## begin

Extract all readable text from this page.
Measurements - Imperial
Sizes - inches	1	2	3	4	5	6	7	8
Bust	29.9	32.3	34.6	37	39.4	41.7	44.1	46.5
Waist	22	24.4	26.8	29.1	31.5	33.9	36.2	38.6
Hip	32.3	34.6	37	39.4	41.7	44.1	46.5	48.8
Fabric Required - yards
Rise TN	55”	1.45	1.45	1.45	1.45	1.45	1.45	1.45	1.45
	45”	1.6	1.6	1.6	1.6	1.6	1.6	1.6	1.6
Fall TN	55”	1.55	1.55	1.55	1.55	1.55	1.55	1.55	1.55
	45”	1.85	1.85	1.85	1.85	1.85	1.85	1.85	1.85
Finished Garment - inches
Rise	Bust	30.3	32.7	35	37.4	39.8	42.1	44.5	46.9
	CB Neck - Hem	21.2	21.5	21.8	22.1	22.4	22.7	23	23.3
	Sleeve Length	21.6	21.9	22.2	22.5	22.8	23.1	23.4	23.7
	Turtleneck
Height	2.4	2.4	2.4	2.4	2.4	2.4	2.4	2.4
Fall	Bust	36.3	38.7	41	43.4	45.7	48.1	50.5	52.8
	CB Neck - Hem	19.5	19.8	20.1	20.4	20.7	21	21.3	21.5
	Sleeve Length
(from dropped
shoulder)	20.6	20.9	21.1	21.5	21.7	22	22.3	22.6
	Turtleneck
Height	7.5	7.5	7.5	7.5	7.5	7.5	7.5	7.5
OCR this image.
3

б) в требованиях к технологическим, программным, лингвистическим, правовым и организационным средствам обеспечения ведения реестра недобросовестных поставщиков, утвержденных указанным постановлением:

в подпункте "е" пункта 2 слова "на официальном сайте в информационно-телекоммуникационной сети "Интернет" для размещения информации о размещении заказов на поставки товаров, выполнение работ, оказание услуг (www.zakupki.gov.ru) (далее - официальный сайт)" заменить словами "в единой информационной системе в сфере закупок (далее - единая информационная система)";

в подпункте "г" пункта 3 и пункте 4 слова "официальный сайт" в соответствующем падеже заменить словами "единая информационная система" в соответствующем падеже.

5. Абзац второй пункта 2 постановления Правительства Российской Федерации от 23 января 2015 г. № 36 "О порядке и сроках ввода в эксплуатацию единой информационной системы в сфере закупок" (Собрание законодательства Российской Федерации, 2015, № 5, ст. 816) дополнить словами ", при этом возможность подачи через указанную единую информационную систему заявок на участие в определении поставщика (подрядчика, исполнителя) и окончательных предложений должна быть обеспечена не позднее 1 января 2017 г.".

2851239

## end

### YOUR OBJECTIVE:
Take the listing above and set it down exactly.

### WRITTEN RESPONSE:
Extract all readable text from this page.
Measurements - Imperial
Sizes - inches	1	2	3	4	5	6	7	8
Bust	29.9	32.3	34.6	37	39.4	41.7	44.1	46.5
Waist	22	24.4	26.8	29.1	31.5	33.9	36.2	38.6
Hip	32.3	34.6	37	39.4	41.7	44.1	46.5	48.8
Fabric Required - yards
Rise TN	55”	1.45	1.45	1.45	1.45	1.45	1.45	1.45	1.45
	45”	1.6	1.6	1.6	1.6	1.6	1.6	1.6	1.6
Fall TN	55”	1.55	1.55	1.55	1.55	1.55	1.55	1.55	1.55
	45”	1.85	1.85	1.85	1.85	1.85	1.85	1.85	1.85
Finished Garment - inches
Rise	Bust	30.3	32.7	35	37.4	39.8	42.1	44.5	46.9
	CB Neck - Hem	21.2	21.5	21.8	22.1	22.4	22.7	23	23.3
	Sleeve Length	21.6	21.9	22.2	22.5	22.8	23.1	23.4	23.7
	Turtleneck
Height	2.4	2.4	2.4	2.4	2.4	2.4	2.4	2.4
Fall	Bust	36.3	38.7	41	43.4	45.7	48.1	50.5	52.8
	CB Neck - Hem	19.5	19.8	20.1	20.4	20.7	21	21.3	21.5
	Sleeve Length
(from dropped
shoulder)	20.6	20.9	21.1	21.5	21.7	22	22.3	22.6
	Turtleneck
Height	7.5	7.5	7.5	7.5	7.5	7.5	7.5	7.5
OCR this image.
3

б) в требованиях к технологическим, программным, лингвистическим, правовым и организационным средствам обеспечения ведения реестра недобросовестных поставщиков, утвержденных указанным постановлением:

в подпункте "е" пункта 2 слова "на официальном сайте в информационно-телекоммуникационной сети "Интернет" для размещения информации о размещении заказов на поставки товаров, выполнение работ, оказание услуг (www.zakupki.gov.ru) (далее - официальный сайт)" заменить словами "в единой информационной системе в сфере закупок (далее - единая информационная система)";

в подпункте "г" пункта 3 и пункте 4 слова "официальный сайт" в соответствующем падеже заменить словами "единая информационная система" в соответствующем падеже.

5. Абзац второй пункта 2 постановления Правительства Российской Федерации от 23 января 2015 г. № 36 "О порядке и сроках ввода в эксплуатацию единой информационной системы в сфере закупок" (Собрание законодательства Российской Федерации, 2015, № 5, ст. 816) дополнить словами ", при этом возможность подачи через указанную единую информационную систему заявок на участие в определении поставщика (подрядчика, исполнителя) и окончательных предложений должна быть обеспечена не позднее 1 января 2017 г.".

2851239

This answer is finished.